Find how many lines of the listing below include the word "какъ", then report the number by itself.

→ **Exercise materials**:

▼

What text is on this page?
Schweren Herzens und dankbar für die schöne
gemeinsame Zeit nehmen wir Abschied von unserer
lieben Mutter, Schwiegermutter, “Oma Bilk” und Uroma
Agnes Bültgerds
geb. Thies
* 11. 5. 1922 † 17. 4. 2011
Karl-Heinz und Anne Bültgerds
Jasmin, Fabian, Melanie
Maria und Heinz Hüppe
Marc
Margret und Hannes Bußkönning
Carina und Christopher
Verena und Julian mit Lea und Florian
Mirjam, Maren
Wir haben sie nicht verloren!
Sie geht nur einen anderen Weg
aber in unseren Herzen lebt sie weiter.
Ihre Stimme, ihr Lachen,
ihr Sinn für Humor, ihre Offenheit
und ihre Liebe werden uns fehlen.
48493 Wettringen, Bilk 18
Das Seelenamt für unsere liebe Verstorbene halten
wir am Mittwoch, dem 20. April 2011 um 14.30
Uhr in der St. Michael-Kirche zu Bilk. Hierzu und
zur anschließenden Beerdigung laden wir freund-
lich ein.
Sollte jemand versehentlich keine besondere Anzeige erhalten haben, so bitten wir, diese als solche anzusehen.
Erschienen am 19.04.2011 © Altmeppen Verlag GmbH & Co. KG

▲
▼

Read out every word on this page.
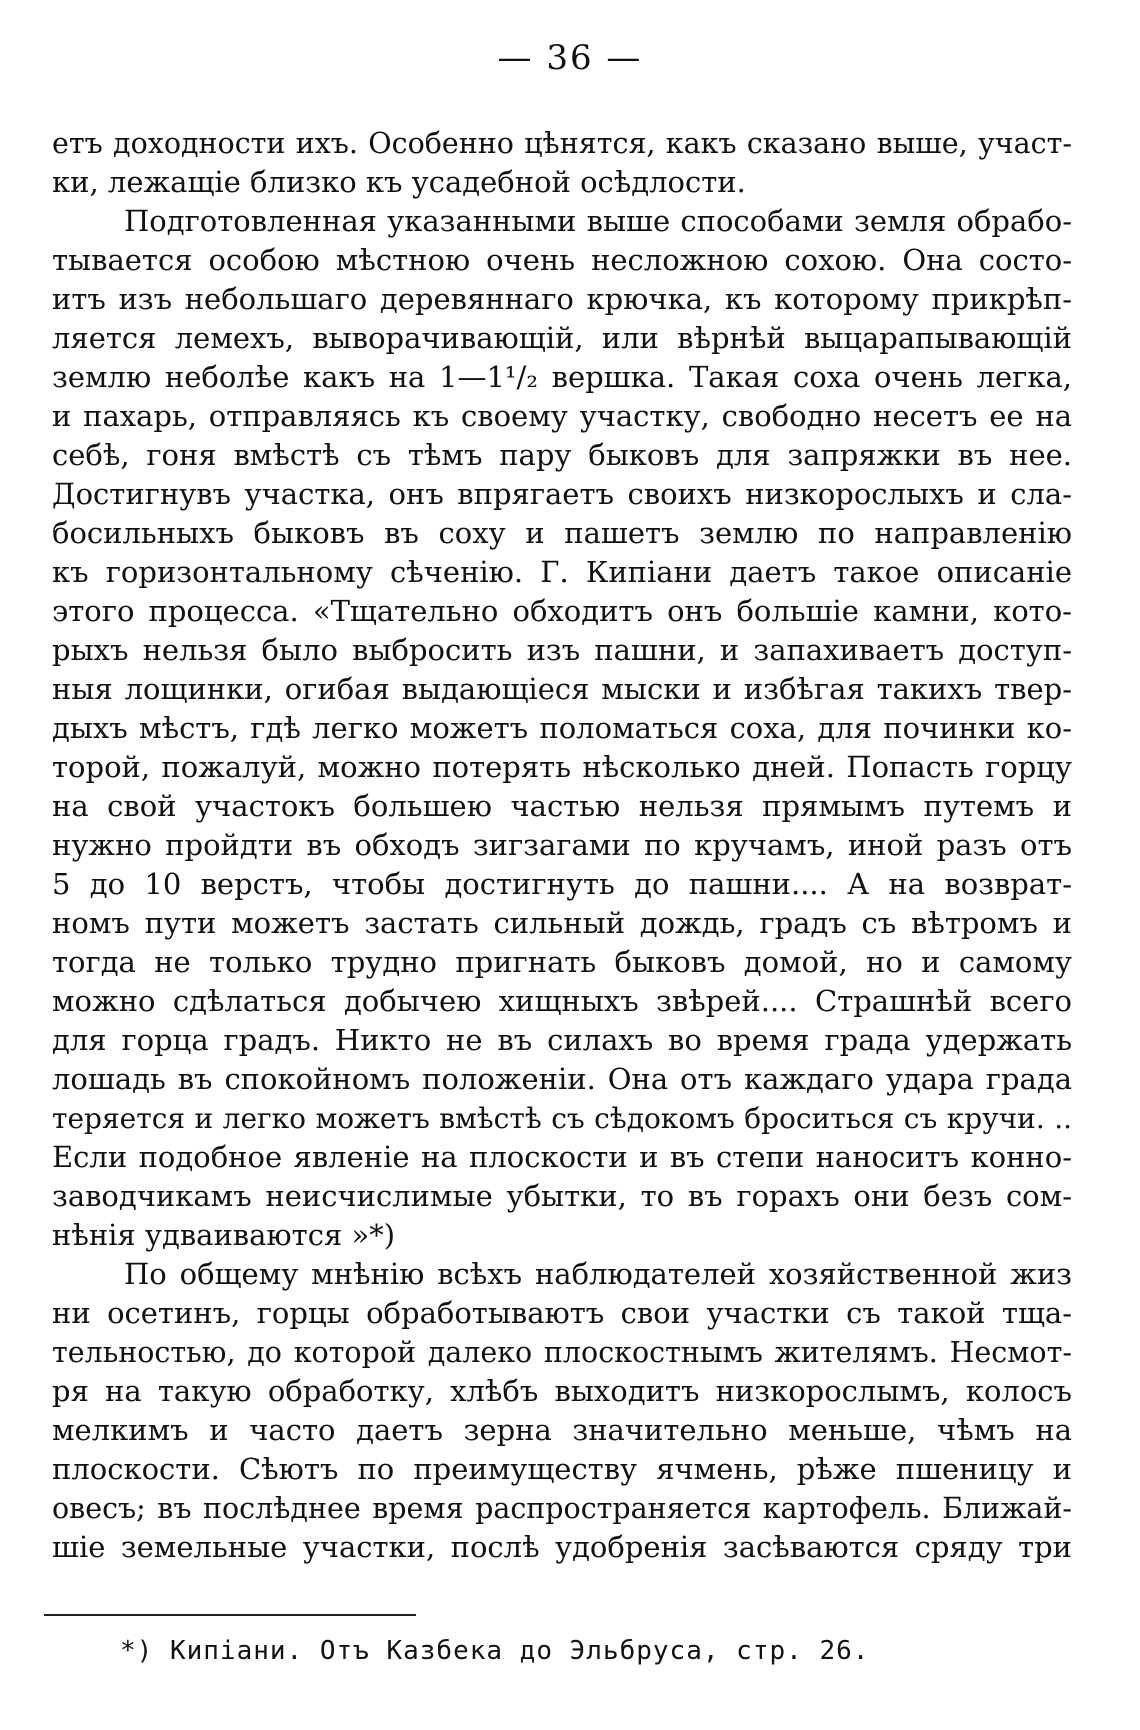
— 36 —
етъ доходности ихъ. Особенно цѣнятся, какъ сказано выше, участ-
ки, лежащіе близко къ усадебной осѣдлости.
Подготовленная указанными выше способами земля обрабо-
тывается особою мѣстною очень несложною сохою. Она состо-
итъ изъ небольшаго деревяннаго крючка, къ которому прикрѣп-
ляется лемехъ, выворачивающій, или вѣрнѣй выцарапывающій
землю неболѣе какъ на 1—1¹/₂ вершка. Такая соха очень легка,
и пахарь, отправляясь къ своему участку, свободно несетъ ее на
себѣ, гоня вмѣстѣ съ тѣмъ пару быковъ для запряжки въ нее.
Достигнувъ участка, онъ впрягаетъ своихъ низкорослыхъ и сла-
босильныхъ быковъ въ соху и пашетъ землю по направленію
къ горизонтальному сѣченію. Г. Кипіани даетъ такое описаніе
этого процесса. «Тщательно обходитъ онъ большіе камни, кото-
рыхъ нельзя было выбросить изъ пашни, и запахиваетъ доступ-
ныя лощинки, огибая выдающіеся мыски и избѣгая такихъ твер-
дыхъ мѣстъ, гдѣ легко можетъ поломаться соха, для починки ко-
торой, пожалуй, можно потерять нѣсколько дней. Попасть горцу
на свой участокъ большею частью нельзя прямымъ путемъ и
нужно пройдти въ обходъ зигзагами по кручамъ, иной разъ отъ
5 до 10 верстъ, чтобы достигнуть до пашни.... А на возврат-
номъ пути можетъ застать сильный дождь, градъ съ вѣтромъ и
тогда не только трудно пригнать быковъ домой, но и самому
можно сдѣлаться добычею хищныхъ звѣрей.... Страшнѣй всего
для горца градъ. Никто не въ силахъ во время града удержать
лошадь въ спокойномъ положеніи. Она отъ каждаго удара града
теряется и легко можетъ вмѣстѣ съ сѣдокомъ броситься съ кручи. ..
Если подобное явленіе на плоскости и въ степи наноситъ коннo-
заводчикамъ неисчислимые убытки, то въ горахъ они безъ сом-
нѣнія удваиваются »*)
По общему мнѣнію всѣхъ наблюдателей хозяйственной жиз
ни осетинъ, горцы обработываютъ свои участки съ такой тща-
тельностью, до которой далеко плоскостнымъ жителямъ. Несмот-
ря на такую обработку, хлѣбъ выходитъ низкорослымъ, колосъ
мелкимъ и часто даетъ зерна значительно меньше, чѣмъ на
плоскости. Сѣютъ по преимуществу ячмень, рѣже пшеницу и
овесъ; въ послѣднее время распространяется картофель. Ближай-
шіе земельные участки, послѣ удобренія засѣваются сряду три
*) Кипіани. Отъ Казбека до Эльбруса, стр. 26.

▲

→ **Final answer**:
2